→ **GIVEN RECORDS**:
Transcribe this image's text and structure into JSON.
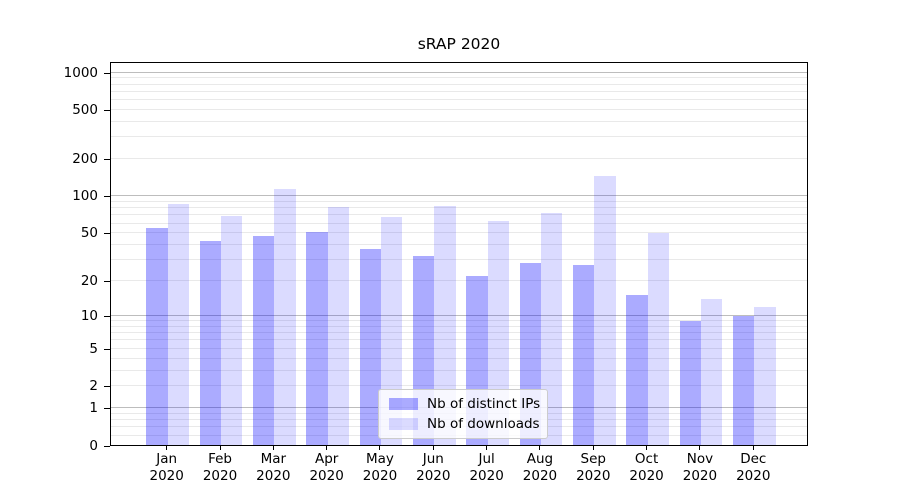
{
  "title": "sRAP 2020",
  "chart_data": {
    "type": "bar",
    "title": "sRAP 2020",
    "categories": [
      "Jan 2020",
      "Feb 2020",
      "Mar 2020",
      "Apr 2020",
      "May 2020",
      "Jun 2020",
      "Jul 2020",
      "Aug 2020",
      "Sep 2020",
      "Oct 2020",
      "Nov 2020",
      "Dec 2020"
    ],
    "series": [
      {
        "name": "Nb of distinct IPs",
        "values": [
          55,
          43,
          47,
          51,
          37,
          32,
          22,
          28,
          27,
          15,
          9,
          10
        ],
        "color": "rgba(0,0,255,0.33)"
      },
      {
        "name": "Nb of downloads",
        "values": [
          86,
          68,
          114,
          82,
          67,
          83,
          62,
          72,
          145,
          50,
          14,
          12
        ],
        "color": "rgba(0,0,255,0.14)"
      }
    ],
    "xlabel": "",
    "ylabel": "",
    "yscale": "log1p",
    "ylim": [
      0,
      1230
    ],
    "yticks": [
      1000,
      500,
      200,
      100,
      50,
      20,
      10,
      5,
      2,
      1,
      0
    ],
    "grid": "both",
    "legend_position": "lower-center"
  },
  "axis": {
    "major_gridlines": [
      1,
      10,
      100,
      1000
    ],
    "minor_grid_subs": [
      2,
      3,
      4,
      5,
      6,
      7,
      8,
      9
    ],
    "sub_one_minors": [
      0.2,
      0.4,
      0.6,
      0.8
    ]
  },
  "colors": {
    "bar_ips": "rgba(0,0,255,0.33)",
    "bar_downloads": "rgba(0,0,255,0.14)",
    "grid_major": "#bdbdbd",
    "grid_minor": "#e9e9e9",
    "spine": "#000000",
    "background": "#ffffff"
  }
}
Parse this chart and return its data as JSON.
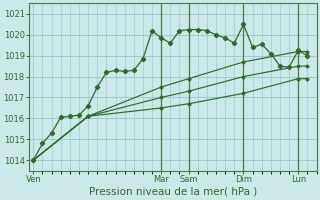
{
  "background_color": "#cce8e8",
  "grid_color": "#99cccc",
  "line_color": "#2d6b2d",
  "marker_color": "#2d6b2d",
  "ylim": [
    1013.5,
    1021.5
  ],
  "xlabel": "Pression niveau de la mer( hPa )",
  "xlabel_fontsize": 7.5,
  "ytick_fontsize": 6.0,
  "xtick_fontsize": 6.0,
  "day_labels": [
    "Ven",
    "Mar",
    "Sam",
    "Dim",
    "Lun"
  ],
  "day_positions": [
    0,
    14,
    17,
    23,
    29
  ],
  "vline_positions": [
    14,
    17,
    23,
    29
  ],
  "xlim": [
    -0.5,
    31
  ],
  "series": [
    {
      "x": [
        0,
        1,
        2,
        3,
        4,
        5,
        6,
        7,
        8,
        9,
        10,
        11,
        12,
        13,
        14,
        15,
        16,
        17,
        18,
        19,
        20,
        21,
        22,
        23,
        24,
        25,
        26,
        27,
        28,
        29,
        30
      ],
      "y": [
        1014.0,
        1014.8,
        1015.3,
        1016.05,
        1016.1,
        1016.15,
        1016.6,
        1017.5,
        1018.2,
        1018.3,
        1018.25,
        1018.3,
        1018.85,
        1020.2,
        1019.85,
        1019.6,
        1020.2,
        1020.25,
        1020.25,
        1020.2,
        1020.0,
        1019.85,
        1019.6,
        1020.5,
        1019.4,
        1019.55,
        1019.1,
        1018.5,
        1018.45,
        1019.25,
        1019.0
      ]
    },
    {
      "x": [
        0,
        6,
        14,
        17,
        23,
        29,
        30
      ],
      "y": [
        1014.0,
        1016.1,
        1017.5,
        1017.9,
        1018.7,
        1019.2,
        1019.2
      ]
    },
    {
      "x": [
        0,
        6,
        14,
        17,
        23,
        29,
        30
      ],
      "y": [
        1014.0,
        1016.1,
        1017.0,
        1017.3,
        1018.0,
        1018.5,
        1018.5
      ]
    },
    {
      "x": [
        0,
        6,
        14,
        17,
        23,
        29,
        30
      ],
      "y": [
        1014.0,
        1016.1,
        1016.5,
        1016.7,
        1017.2,
        1017.9,
        1017.9
      ]
    }
  ],
  "yticks": [
    1014,
    1015,
    1016,
    1017,
    1018,
    1019,
    1020,
    1021
  ]
}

→ **EXERCISE AIM**: Each line that holds the word "name" should be extracted from the records.

→ **WRITTEN ANSWER**:
        "name": "Nb of distinct IPs",
        "name": "Nb of downloads",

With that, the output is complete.